Work to do
Count how many lines contain the word "just". Respond with the number alone.

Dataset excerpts

■ ■ ■ ■

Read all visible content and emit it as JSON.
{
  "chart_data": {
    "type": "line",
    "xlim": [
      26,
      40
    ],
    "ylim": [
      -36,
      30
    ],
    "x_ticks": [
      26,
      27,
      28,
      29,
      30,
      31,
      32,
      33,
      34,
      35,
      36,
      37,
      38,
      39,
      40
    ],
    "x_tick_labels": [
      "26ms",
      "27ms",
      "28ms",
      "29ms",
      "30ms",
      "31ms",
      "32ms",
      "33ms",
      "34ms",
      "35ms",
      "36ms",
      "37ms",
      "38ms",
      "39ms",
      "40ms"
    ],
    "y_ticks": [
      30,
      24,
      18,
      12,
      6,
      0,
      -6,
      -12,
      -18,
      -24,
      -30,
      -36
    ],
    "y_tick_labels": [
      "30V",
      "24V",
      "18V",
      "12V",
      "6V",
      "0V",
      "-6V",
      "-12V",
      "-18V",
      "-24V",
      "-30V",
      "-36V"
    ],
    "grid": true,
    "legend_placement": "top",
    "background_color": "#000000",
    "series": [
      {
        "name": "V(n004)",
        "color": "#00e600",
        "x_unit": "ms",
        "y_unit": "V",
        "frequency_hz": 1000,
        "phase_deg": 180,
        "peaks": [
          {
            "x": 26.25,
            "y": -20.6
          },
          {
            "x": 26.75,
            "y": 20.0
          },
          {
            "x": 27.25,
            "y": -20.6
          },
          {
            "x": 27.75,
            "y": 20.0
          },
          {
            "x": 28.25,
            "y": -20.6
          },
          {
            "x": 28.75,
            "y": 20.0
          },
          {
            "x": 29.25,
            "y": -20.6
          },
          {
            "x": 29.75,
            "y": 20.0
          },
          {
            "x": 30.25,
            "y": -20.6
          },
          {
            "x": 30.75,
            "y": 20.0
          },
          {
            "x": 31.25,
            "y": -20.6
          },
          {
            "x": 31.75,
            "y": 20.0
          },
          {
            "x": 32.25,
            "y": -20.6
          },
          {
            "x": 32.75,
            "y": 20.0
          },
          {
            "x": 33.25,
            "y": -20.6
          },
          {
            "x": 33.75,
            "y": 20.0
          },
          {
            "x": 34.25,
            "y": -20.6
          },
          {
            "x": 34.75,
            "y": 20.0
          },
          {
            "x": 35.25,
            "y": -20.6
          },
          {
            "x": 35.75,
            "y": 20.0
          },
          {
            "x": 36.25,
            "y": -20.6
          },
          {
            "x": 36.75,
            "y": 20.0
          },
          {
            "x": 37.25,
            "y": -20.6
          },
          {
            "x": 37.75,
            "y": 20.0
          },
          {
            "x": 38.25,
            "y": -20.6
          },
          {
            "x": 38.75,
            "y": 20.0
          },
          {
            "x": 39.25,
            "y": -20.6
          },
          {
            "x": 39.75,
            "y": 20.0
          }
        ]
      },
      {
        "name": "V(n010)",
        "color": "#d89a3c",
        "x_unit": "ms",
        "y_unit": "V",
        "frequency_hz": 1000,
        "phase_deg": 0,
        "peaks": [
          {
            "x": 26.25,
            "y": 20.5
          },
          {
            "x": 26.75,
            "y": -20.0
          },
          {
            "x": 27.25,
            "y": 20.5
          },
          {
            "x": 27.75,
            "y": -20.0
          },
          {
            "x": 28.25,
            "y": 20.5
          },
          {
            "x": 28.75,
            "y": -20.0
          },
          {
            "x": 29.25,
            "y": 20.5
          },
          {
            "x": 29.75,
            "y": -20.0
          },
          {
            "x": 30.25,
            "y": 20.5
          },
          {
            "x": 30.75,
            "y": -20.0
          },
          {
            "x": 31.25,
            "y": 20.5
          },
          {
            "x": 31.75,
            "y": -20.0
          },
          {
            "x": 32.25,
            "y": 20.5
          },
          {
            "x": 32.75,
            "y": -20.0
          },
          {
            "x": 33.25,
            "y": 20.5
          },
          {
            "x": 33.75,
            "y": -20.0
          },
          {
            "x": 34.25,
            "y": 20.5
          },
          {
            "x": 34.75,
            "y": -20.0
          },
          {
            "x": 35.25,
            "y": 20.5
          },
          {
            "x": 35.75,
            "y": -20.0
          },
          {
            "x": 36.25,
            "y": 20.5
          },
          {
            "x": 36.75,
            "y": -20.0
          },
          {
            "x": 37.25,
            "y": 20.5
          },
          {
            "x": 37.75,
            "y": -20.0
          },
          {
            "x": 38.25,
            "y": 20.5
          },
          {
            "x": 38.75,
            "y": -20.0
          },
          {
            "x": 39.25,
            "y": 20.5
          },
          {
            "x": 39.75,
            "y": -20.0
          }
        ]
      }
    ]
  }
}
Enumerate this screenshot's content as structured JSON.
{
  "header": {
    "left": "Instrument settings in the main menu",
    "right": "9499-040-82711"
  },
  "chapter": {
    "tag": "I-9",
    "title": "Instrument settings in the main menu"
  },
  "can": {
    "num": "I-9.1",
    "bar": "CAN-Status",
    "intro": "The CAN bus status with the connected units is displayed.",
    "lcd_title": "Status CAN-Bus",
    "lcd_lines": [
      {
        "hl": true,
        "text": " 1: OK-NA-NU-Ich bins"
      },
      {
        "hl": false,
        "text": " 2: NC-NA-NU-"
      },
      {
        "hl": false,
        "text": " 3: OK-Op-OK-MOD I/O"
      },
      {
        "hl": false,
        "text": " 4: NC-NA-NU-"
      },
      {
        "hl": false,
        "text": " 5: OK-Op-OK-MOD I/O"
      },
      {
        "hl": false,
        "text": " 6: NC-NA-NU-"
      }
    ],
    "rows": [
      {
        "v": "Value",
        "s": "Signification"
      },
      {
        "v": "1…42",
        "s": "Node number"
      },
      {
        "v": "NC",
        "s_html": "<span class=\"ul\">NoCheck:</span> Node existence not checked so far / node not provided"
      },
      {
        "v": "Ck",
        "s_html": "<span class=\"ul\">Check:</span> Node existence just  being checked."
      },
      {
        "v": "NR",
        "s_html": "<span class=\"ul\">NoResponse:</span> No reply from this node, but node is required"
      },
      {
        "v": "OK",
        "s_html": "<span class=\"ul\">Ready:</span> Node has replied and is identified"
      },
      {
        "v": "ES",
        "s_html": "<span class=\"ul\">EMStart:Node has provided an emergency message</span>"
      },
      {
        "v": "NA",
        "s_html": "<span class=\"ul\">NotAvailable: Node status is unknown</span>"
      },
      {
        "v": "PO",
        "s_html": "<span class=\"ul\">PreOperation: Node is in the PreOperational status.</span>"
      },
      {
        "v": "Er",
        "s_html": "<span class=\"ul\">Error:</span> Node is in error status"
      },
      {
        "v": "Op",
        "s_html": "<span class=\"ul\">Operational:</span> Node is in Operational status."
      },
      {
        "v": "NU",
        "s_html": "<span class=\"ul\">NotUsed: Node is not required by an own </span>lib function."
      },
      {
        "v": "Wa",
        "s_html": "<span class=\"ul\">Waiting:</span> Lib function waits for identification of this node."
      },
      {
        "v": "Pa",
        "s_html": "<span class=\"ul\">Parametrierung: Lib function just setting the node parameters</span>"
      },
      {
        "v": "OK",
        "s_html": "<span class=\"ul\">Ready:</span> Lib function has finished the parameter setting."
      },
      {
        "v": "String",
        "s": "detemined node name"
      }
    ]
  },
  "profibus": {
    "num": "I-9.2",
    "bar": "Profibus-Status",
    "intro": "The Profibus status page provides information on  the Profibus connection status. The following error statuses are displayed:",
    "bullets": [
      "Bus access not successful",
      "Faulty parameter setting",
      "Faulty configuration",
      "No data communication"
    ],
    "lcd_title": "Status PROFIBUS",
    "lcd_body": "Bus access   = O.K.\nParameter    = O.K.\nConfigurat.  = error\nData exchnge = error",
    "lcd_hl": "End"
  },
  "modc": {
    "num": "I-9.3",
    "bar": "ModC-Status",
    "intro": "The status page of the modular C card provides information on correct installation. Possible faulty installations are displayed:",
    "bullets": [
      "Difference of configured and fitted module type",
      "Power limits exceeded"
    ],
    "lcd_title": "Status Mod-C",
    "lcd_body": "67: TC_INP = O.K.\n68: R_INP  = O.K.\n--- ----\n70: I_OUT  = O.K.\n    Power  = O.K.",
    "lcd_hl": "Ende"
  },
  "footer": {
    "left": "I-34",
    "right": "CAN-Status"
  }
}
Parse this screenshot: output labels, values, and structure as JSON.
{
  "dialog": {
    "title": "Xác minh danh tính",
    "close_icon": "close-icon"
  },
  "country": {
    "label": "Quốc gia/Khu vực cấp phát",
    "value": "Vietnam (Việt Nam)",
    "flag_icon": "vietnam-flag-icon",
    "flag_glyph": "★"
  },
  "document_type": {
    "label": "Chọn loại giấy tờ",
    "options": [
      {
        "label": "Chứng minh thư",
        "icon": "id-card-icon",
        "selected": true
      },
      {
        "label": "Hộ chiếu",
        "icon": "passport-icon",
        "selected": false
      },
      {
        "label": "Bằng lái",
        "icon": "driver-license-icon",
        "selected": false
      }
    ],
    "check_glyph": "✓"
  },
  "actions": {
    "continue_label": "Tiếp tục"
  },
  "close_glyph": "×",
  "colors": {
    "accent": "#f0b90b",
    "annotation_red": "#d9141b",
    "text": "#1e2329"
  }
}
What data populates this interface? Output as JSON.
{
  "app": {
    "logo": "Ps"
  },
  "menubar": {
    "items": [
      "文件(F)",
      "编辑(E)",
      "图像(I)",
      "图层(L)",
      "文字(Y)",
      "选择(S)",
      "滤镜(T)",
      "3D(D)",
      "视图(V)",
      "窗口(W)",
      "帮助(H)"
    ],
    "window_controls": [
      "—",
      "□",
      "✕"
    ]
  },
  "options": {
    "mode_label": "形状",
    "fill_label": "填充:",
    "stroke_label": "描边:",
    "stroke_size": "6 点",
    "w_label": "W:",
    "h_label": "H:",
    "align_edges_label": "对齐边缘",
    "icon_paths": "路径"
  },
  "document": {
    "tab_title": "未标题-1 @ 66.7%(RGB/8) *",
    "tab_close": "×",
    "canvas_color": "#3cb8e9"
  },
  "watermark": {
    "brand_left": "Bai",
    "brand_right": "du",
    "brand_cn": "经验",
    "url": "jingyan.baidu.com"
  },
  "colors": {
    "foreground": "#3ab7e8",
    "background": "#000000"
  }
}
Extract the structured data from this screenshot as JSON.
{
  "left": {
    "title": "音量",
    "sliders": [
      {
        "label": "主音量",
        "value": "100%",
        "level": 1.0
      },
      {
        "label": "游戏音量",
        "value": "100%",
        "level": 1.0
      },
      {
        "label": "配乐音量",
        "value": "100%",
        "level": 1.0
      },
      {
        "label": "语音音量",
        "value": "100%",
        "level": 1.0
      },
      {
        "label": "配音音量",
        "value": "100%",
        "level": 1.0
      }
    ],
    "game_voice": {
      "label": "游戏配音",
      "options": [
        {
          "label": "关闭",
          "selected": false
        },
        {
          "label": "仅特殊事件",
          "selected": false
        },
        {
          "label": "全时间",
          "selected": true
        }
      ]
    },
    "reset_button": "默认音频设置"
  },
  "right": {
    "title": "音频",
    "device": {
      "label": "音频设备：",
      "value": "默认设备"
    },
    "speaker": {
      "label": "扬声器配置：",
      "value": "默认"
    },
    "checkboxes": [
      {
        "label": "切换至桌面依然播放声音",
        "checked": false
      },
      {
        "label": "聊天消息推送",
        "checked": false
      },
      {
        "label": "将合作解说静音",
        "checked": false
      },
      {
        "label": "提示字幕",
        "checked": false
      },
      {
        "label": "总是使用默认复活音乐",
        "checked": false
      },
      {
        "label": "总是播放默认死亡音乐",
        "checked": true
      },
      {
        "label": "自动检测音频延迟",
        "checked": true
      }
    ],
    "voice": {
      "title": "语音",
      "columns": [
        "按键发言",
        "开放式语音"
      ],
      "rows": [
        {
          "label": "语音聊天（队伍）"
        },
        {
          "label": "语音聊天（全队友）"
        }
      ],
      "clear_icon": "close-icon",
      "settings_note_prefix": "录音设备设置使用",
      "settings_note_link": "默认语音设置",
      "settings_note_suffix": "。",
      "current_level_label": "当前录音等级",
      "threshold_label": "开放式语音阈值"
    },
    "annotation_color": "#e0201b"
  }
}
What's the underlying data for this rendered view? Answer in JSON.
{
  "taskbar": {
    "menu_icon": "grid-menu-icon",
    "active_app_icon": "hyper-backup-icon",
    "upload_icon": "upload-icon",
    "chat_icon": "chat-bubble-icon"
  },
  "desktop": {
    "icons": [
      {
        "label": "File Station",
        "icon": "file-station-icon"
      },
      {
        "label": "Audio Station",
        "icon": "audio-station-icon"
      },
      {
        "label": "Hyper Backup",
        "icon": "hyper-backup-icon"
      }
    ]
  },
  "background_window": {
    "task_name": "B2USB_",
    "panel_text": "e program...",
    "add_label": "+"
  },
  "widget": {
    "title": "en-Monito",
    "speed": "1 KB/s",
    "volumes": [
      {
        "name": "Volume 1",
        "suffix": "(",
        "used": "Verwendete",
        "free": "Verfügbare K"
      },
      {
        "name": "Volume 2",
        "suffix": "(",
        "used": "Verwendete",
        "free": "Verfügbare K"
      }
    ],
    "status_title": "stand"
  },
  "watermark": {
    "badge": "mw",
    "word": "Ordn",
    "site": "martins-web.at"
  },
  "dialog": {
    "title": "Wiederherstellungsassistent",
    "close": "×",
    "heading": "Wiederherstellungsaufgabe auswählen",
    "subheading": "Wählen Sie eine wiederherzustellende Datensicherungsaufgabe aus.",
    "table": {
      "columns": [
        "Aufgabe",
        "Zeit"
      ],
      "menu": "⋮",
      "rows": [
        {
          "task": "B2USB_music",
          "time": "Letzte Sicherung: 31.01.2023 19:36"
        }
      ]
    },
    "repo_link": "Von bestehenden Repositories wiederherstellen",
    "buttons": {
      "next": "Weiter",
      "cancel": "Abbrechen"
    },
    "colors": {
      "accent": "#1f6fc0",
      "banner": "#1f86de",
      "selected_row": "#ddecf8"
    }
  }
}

■ ■ ■ ■

The reply
2